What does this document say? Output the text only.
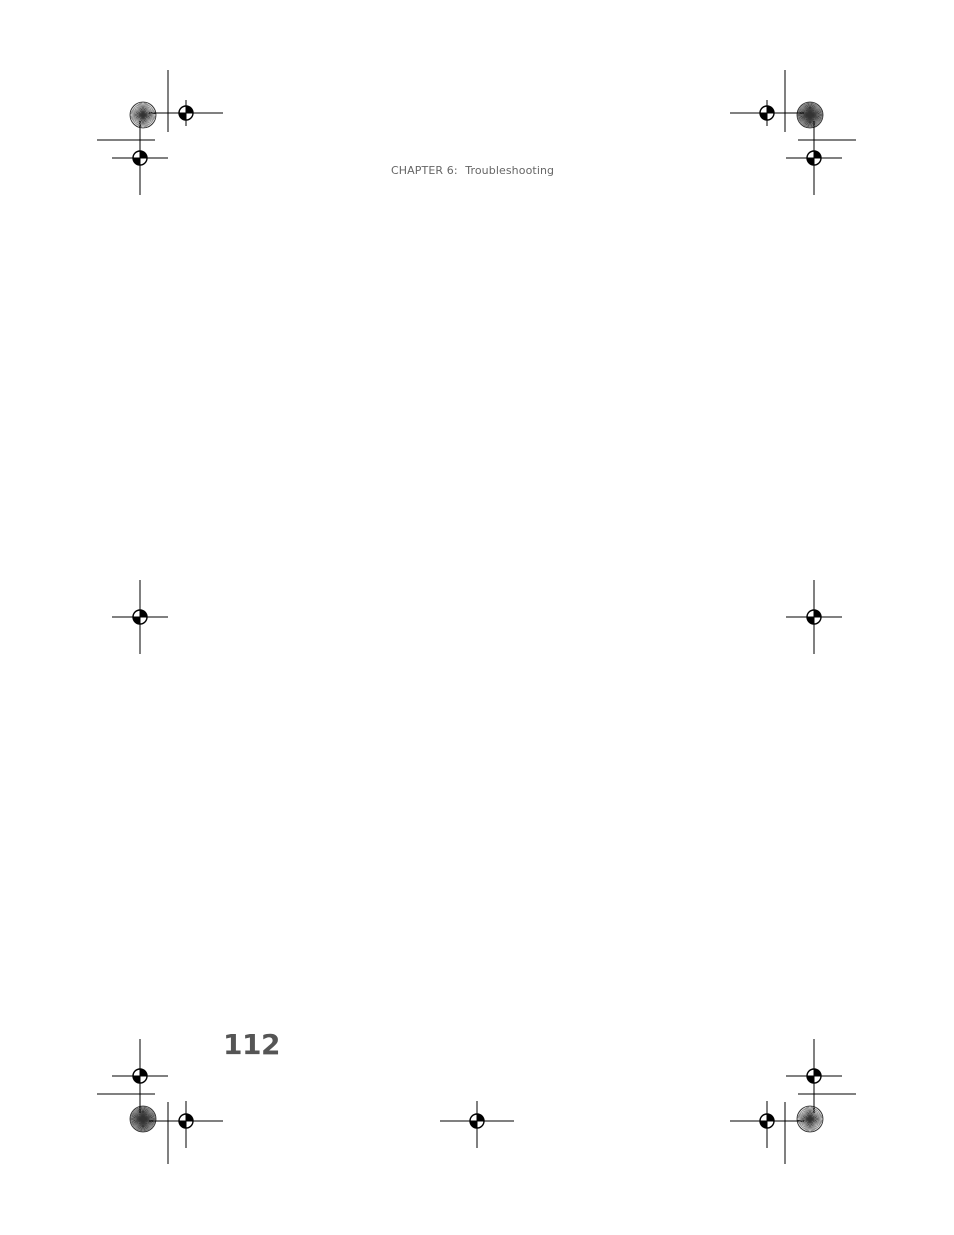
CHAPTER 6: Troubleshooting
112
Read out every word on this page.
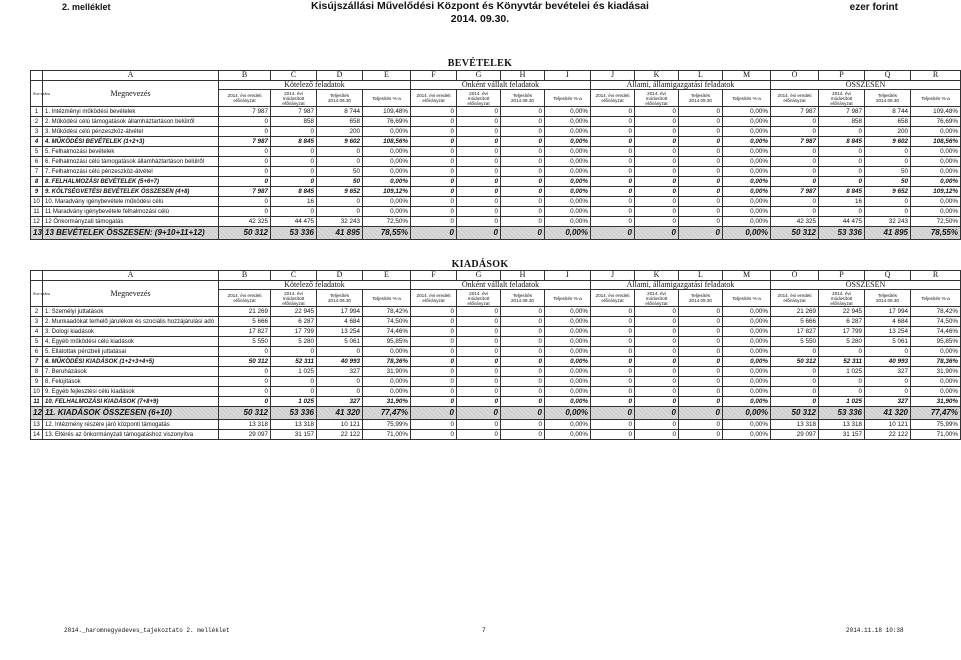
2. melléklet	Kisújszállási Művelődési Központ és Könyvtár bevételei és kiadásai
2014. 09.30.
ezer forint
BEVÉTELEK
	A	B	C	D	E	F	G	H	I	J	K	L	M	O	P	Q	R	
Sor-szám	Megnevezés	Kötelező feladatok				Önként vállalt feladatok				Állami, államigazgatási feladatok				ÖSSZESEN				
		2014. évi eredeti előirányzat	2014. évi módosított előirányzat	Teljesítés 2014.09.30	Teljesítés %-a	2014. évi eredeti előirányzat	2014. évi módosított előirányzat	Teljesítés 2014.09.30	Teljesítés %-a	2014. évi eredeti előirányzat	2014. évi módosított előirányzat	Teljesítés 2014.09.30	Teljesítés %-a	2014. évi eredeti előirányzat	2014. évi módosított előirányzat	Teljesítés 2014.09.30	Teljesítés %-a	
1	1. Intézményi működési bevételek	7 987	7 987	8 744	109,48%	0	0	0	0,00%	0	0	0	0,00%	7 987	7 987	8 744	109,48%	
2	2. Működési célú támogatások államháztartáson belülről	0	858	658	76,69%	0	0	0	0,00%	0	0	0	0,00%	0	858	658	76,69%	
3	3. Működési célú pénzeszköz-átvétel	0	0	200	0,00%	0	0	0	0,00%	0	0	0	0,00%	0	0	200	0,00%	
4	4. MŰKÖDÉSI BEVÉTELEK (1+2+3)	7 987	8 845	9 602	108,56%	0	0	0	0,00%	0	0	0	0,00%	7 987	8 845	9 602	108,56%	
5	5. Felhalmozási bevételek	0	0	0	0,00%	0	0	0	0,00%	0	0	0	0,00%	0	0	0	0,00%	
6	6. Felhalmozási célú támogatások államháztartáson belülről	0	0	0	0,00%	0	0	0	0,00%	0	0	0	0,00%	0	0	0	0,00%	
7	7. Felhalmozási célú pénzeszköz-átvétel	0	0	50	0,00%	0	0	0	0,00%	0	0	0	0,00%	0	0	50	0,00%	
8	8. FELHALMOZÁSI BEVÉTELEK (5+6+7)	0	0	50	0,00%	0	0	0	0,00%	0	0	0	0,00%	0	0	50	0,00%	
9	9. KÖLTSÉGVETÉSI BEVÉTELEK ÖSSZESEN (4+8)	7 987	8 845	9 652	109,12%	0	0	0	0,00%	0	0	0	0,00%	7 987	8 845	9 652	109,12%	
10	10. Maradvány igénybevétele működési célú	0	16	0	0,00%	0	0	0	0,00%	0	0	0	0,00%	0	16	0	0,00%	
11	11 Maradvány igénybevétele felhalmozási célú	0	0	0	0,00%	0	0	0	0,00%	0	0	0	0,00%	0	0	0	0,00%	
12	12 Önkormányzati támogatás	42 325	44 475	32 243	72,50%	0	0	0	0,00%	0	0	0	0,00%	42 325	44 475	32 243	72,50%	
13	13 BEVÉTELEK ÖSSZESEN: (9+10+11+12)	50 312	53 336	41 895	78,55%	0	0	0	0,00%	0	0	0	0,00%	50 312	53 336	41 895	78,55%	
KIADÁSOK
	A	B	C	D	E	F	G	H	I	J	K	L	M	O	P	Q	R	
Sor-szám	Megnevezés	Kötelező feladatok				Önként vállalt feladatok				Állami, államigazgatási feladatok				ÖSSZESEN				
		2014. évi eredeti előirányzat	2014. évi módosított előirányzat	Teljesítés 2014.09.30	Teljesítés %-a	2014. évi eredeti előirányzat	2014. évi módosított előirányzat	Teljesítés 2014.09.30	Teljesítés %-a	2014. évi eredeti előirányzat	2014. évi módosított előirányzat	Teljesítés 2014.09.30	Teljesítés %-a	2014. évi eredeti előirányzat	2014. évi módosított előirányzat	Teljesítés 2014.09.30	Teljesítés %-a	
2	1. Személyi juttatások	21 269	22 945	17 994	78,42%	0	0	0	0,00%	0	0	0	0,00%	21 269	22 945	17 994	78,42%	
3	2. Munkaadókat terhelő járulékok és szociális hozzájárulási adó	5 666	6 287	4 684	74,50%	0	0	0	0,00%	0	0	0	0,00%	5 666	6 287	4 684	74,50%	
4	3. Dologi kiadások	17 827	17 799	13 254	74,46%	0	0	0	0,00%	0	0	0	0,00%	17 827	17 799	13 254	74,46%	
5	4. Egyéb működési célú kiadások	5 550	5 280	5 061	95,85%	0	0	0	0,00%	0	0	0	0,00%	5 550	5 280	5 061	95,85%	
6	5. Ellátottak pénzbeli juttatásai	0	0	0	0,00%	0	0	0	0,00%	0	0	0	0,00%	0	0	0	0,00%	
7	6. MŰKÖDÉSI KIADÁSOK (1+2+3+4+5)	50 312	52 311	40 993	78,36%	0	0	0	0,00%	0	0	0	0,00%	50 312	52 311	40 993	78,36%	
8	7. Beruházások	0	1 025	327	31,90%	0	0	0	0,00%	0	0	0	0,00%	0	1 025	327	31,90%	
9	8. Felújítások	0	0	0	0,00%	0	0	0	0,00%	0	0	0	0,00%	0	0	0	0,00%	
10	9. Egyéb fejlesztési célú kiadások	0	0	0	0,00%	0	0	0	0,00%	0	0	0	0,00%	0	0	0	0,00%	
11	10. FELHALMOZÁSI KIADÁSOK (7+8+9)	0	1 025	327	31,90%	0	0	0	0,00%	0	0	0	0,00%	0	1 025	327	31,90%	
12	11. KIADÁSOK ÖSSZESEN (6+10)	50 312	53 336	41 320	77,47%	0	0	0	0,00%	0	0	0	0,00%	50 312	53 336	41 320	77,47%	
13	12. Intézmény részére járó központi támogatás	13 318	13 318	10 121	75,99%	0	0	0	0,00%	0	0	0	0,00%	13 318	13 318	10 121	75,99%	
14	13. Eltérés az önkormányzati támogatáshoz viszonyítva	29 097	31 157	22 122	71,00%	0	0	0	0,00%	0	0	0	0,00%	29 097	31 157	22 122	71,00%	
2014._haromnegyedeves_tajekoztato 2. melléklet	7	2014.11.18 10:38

----

Challenge
Make an exact copy of all the material, but keep the pictures out of it.

Solution
What does this document say? Output the text only.
CHAPTER 6: Troubleshooting
112
Read out every word on this page.
2. melléklet	Kisújszállási Művelődési Központ és Könyvtár bevételei és kiadásai
2014. 09.30.
ezer forint
BEVÉTELEK
	A	B	C	D	E	F	G	H	I	J	K	L	M	O	P	Q	R	
Sor-szám	Megnevezés	Kötelező feladatok				Önként vállalt feladatok				Állami, államigazgatási feladatok				ÖSSZESEN				
		2014. évi eredeti előirányzat	2014. évi módosított előirányzat	Teljesítés 2014.09.30	Teljesítés %-a	2014. évi eredeti előirányzat	2014. évi módosított előirányzat	Teljesítés 2014.09.30	Teljesítés %-a	2014. évi eredeti előirányzat	2014. évi módosított előirányzat	Teljesítés 2014.09.30	Teljesítés %-a	2014. évi eredeti előirányzat	2014. évi módosított előirányzat	Teljesítés 2014.09.30	Teljesítés %-a	
1	1. Intézményi működési bevételek	7 987	7 987	8 744	109,48%	0	0	0	0,00%	0	0	0	0,00%	7 987	7 987	8 744	109,48%	
2	2. Működési célú támogatások államháztartáson belülről	0	858	658	76,69%	0	0	0	0,00%	0	0	0	0,00%	0	858	658	76,69%	
3	3. Működési célú pénzeszköz-átvétel	0	0	200	0,00%	0	0	0	0,00%	0	0	0	0,00%	0	0	200	0,00%	
4	4. MŰKÖDÉSI BEVÉTELEK (1+2+3)	7 987	8 845	9 602	108,56%	0	0	0	0,00%	0	0	0	0,00%	7 987	8 845	9 602	108,56%	
5	5. Felhalmozási bevételek	0	0	0	0,00%	0	0	0	0,00%	0	0	0	0,00%	0	0	0	0,00%	
6	6. Felhalmozási célú támogatások államháztartáson belülről	0	0	0	0,00%	0	0	0	0,00%	0	0	0	0,00%	0	0	0	0,00%	
7	7. Felhalmozási célú pénzeszköz-átvétel	0	0	50	0,00%	0	0	0	0,00%	0	0	0	0,00%	0	0	50	0,00%	
8	8. FELHALMOZÁSI BEVÉTELEK (5+6+7)	0	0	50	0,00%	0	0	0	0,00%	0	0	0	0,00%	0	0	50	0,00%	
9	9. KÖLTSÉGVETÉSI BEVÉTELEK ÖSSZESEN (4+8)	7 987	8 845	9 652	109,12%	0	0	0	0,00%	0	0	0	0,00%	7 987	8 845	9 652	109,12%	
10	10. Maradvány igénybevétele működési célú	0	16	0	0,00%	0	0	0	0,00%	0	0	0	0,00%	0	16	0	0,00%	
11	11 Maradvány igénybevétele felhalmozási célú	0	0	0	0,00%	0	0	0	0,00%	0	0	0	0,00%	0	0	0	0,00%	
12	12 Önkormányzati támogatás	42 325	44 475	32 243	72,50%	0	0	0	0,00%	0	0	0	0,00%	42 325	44 475	32 243	72,50%	
13	13 BEVÉTELEK ÖSSZESEN: (9+10+11+12)	50 312	53 336	41 895	78,55%	0	0	0	0,00%	0	0	0	0,00%	50 312	53 336	41 895	78,55%	
KIADÁSOK
	A	B	C	D	E	F	G	H	I	J	K	L	M	O	P	Q	R	
Sor-szám	Megnevezés	Kötelező feladatok				Önként vállalt feladatok				Állami, államigazgatási feladatok				ÖSSZESEN				
		2014. évi eredeti előirányzat	2014. évi módosított előirányzat	Teljesítés 2014.09.30	Teljesítés %-a	2014. évi eredeti előirányzat	2014. évi módosított előirányzat	Teljesítés 2014.09.30	Teljesítés %-a	2014. évi eredeti előirányzat	2014. évi módosított előirányzat	Teljesítés 2014.09.30	Teljesítés %-a	2014. évi eredeti előirányzat	2014. évi módosított előirányzat	Teljesítés 2014.09.30	Teljesítés %-a	
2	1. Személyi juttatások	21 269	22 945	17 994	78,42%	0	0	0	0,00%	0	0	0	0,00%	21 269	22 945	17 994	78,42%	
3	2. Munkaadókat terhelő járulékok és szociális hozzájárulási adó	5 666	6 287	4 684	74,50%	0	0	0	0,00%	0	0	0	0,00%	5 666	6 287	4 684	74,50%	
4	3. Dologi kiadások	17 827	17 799	13 254	74,46%	0	0	0	0,00%	0	0	0	0,00%	17 827	17 799	13 254	74,46%	
5	4. Egyéb működési célú kiadások	5 550	5 280	5 061	95,85%	0	0	0	0,00%	0	0	0	0,00%	5 550	5 280	5 061	95,85%	
6	5. Ellátottak pénzbeli juttatásai	0	0	0	0,00%	0	0	0	0,00%	0	0	0	0,00%	0	0	0	0,00%	
7	6. MŰKÖDÉSI KIADÁSOK (1+2+3+4+5)	50 312	52 311	40 993	78,36%	0	0	0	0,00%	0	0	0	0,00%	50 312	52 311	40 993	78,36%	
8	7. Beruházások	0	1 025	327	31,90%	0	0	0	0,00%	0	0	0	0,00%	0	1 025	327	31,90%	
9	8. Felújítások	0	0	0	0,00%	0	0	0	0,00%	0	0	0	0,00%	0	0	0	0,00%	
10	9. Egyéb fejlesztési célú kiadások	0	0	0	0,00%	0	0	0	0,00%	0	0	0	0,00%	0	0	0	0,00%	
11	10. FELHALMOZÁSI KIADÁSOK (7+8+9)	0	1 025	327	31,90%	0	0	0	0,00%	0	0	0	0,00%	0	1 025	327	31,90%	
12	11. KIADÁSOK ÖSSZESEN (6+10)	50 312	53 336	41 320	77,47%	0	0	0	0,00%	0	0	0	0,00%	50 312	53 336	41 320	77,47%	
13	12. Intézmény részére járó központi támogatás	13 318	13 318	10 121	75,99%	0	0	0	0,00%	0	0	0	0,00%	13 318	13 318	10 121	75,99%	
14	13. Eltérés az önkormányzati támogatáshoz viszonyítva	29 097	31 157	22 122	71,00%	0	0	0	0,00%	0	0	0	0,00%	29 097	31 157	22 122	71,00%	
2014._haromnegyedeves_tajekoztato 2. melléklet	7	2014.11.18 10:38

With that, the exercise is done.